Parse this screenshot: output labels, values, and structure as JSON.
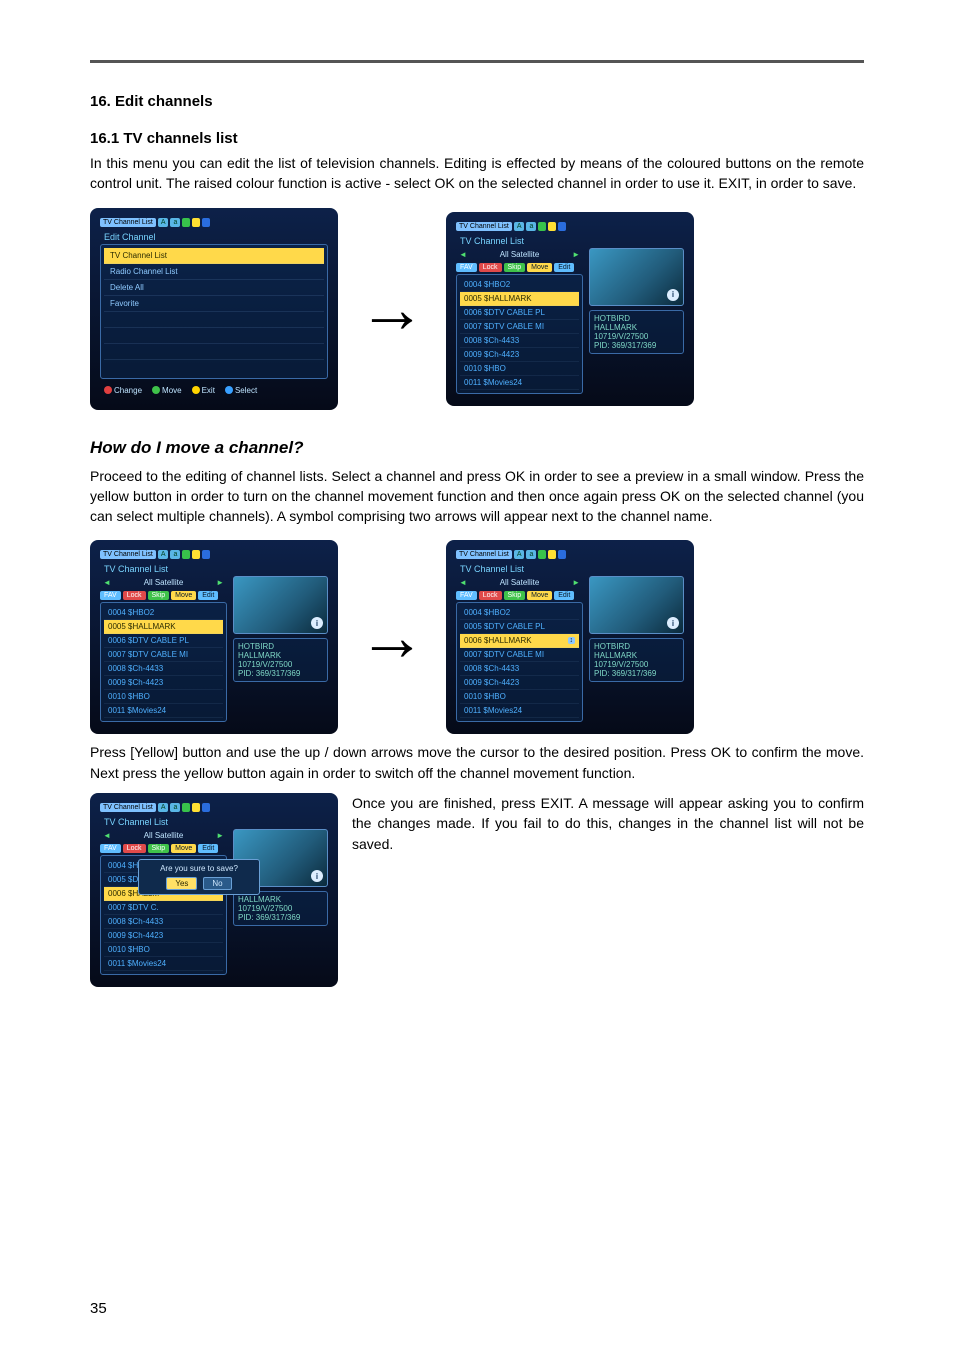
{
  "page_number": "35",
  "section": {
    "num": "16.",
    "title": "Edit channels"
  },
  "subsection": {
    "num": "16.1",
    "title": "TV channels list"
  },
  "intro_para": "In this menu you can edit the list of television channels. Editing is effected by means of the coloured buttons on the remote control unit. The raised colour function is active - select OK on the selected channel in order to use it. EXIT, in order to save.",
  "question_heading": "How do I move a channel?",
  "para_move1": "Proceed to the editing of channel lists. Select a channel and press OK in order to see a preview in a small window. Press the yellow button in order to turn on the channel movement function and then once again press OK on the selected channel (you can select multiple channels). A symbol comprising two arrows will appear next to the channel name.",
  "para_move2": "Press [Yellow] button and use the up / down arrows move the cursor to the desired position. Press OK to confirm the move. Next press the yellow button again in order to switch off the channel movement function.",
  "para_save": "Once you are finished, press EXIT. A message will appear asking you to confirm the changes made. If you fail to do this, changes in the channel list will not be saved.",
  "arrow_glyph": "→",
  "ui": {
    "tab_label": "TV Channel List",
    "tabs_icons": [
      "A",
      "a",
      "●",
      "●",
      "●"
    ],
    "edit_channel_title": "Edit Channel",
    "tv_channel_list_title": "TV Channel List",
    "menu_items": [
      "TV Channel List",
      "Radio Channel List",
      "Delete All",
      "Favorite"
    ],
    "footer": {
      "change": "Change",
      "move": "Move",
      "exit": "Exit",
      "select": "Select"
    },
    "satellite": "All Satellite",
    "fn": {
      "fav": "FAV",
      "lock": "Lock",
      "skip": "Skip",
      "move": "Move",
      "edit": "Edit"
    },
    "channels_a": [
      "0004 $HBO2",
      "0005 $HALLMARK",
      "0006 $DTV CABLE PL",
      "0007 $DTV CABLE MI",
      "0008 $Ch-4433",
      "0009 $Ch-4423",
      "0010 $HBO",
      "0011 $Movies24"
    ],
    "channels_b": [
      "0004 $HBO2",
      "0005 $DTV CABLE PL",
      "0006 $HALLMARK",
      "0007 $DTV CABLE MI",
      "0008 $Ch-4433",
      "0009 $Ch-4423",
      "0010 $HBO",
      "0011 $Movies24"
    ],
    "channels_c": [
      "0004 $HBO2",
      "0005 $DTV C.",
      "0006 $HALLM",
      "0007 $DTV C.",
      "0008 $Ch-4433",
      "0009 $Ch-4423",
      "0010 $HBO",
      "0011 $Movies24"
    ],
    "info": {
      "sat": "HOTBIRD",
      "prov": "HALLMARK",
      "tp": "10719/V/27500",
      "pid": "PID: 369/317/369"
    },
    "info_icon": "i",
    "move_icon": "↕",
    "dialog": {
      "msg": "Are you sure to save?",
      "yes": "Yes",
      "no": "No"
    }
  }
}
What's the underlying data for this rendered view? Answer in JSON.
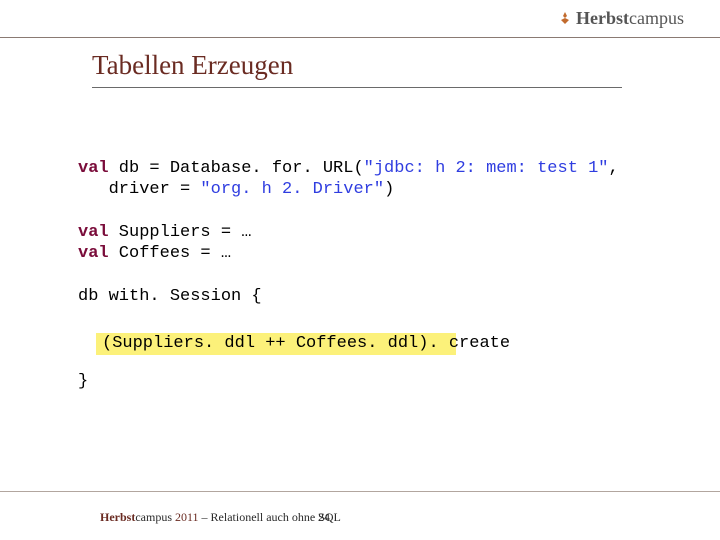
{
  "header": {
    "brand_first": "Herbst",
    "brand_last": "campus"
  },
  "title": "Tabellen Erzeugen",
  "code": {
    "line1a": "val",
    "line1b": " db = Database. for. URL(",
    "line1c": "\"jdbc: h 2: mem: test 1\"",
    "line1d": ",",
    "line2a": "   driver = ",
    "line2b": "\"org. h 2. Driver\"",
    "line2c": ")",
    "line4a": "val",
    "line4b": " Suppliers = …",
    "line5a": "val",
    "line5b": " Coffees = …",
    "line7": "db with. Session {",
    "highlight": "(Suppliers. ddl ++ Coffees. ddl). create",
    "line11": "}"
  },
  "footer": {
    "strong": "Herbst",
    "mid": "campus ",
    "year": "2011",
    "rest": " – Relationell auch ohne SQL",
    "page": "24"
  }
}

- _Exercise requirements_
Do not include images; quote all of the entries above exactly.

- _Solution to this exercise_
Parse this screenshot: output labels, values, and structure as JSON.
{
  "page_number": "35",
  "section": {
    "num": "16.",
    "title": "Edit channels"
  },
  "subsection": {
    "num": "16.1",
    "title": "TV channels list"
  },
  "intro_para": "In this menu you can edit the list of television channels. Editing is effected by means of the coloured buttons on the remote control unit. The raised colour function is active - select OK on the selected channel in order to use it. EXIT, in order to save.",
  "question_heading": "How do I move a channel?",
  "para_move1": "Proceed to the editing of channel lists. Select a channel and press OK in order to see a preview in a small window. Press the yellow button in order to turn on the channel movement function and then once again press OK on the selected channel (you can select multiple channels). A symbol comprising two arrows will appear next to the channel name.",
  "para_move2": "Press [Yellow] button and use the up / down arrows move the cursor to the desired position. Press OK to confirm the move. Next press the yellow button again in order to switch off the channel movement function.",
  "para_save": "Once you are finished, press EXIT. A message will appear asking you to confirm the changes made. If you fail to do this, changes in the channel list will not be saved.",
  "arrow_glyph": "→",
  "ui": {
    "tab_label": "TV Channel List",
    "tabs_icons": [
      "A",
      "a",
      "●",
      "●",
      "●"
    ],
    "edit_channel_title": "Edit Channel",
    "tv_channel_list_title": "TV Channel List",
    "menu_items": [
      "TV Channel List",
      "Radio Channel List",
      "Delete All",
      "Favorite"
    ],
    "footer": {
      "change": "Change",
      "move": "Move",
      "exit": "Exit",
      "select": "Select"
    },
    "satellite": "All Satellite",
    "fn": {
      "fav": "FAV",
      "lock": "Lock",
      "skip": "Skip",
      "move": "Move",
      "edit": "Edit"
    },
    "channels_a": [
      "0004 $HBO2",
      "0005 $HALLMARK",
      "0006 $DTV CABLE PL",
      "0007 $DTV CABLE MI",
      "0008 $Ch-4433",
      "0009 $Ch-4423",
      "0010 $HBO",
      "0011 $Movies24"
    ],
    "channels_b": [
      "0004 $HBO2",
      "0005 $DTV CABLE PL",
      "0006 $HALLMARK",
      "0007 $DTV CABLE MI",
      "0008 $Ch-4433",
      "0009 $Ch-4423",
      "0010 $HBO",
      "0011 $Movies24"
    ],
    "channels_c": [
      "0004 $HBO2",
      "0005 $DTV C.",
      "0006 $HALLM",
      "0007 $DTV C.",
      "0008 $Ch-4433",
      "0009 $Ch-4423",
      "0010 $HBO",
      "0011 $Movies24"
    ],
    "info": {
      "sat": "HOTBIRD",
      "prov": "HALLMARK",
      "tp": "10719/V/27500",
      "pid": "PID: 369/317/369"
    },
    "info_icon": "i",
    "move_icon": "↕",
    "dialog": {
      "msg": "Are you sure to save?",
      "yes": "Yes",
      "no": "No"
    }
  }
}
What's the underlying data for this rendered view? Answer in JSON.
{
  "header": {
    "brand_first": "Herbst",
    "brand_last": "campus"
  },
  "title": "Tabellen Erzeugen",
  "code": {
    "line1a": "val",
    "line1b": " db = Database. for. URL(",
    "line1c": "\"jdbc: h 2: mem: test 1\"",
    "line1d": ",",
    "line2a": "   driver = ",
    "line2b": "\"org. h 2. Driver\"",
    "line2c": ")",
    "line4a": "val",
    "line4b": " Suppliers = …",
    "line5a": "val",
    "line5b": " Coffees = …",
    "line7": "db with. Session {",
    "highlight": "(Suppliers. ddl ++ Coffees. ddl). create",
    "line11": "}"
  },
  "footer": {
    "strong": "Herbst",
    "mid": "campus ",
    "year": "2011",
    "rest": " – Relationell auch ohne SQL",
    "page": "24"
  }
}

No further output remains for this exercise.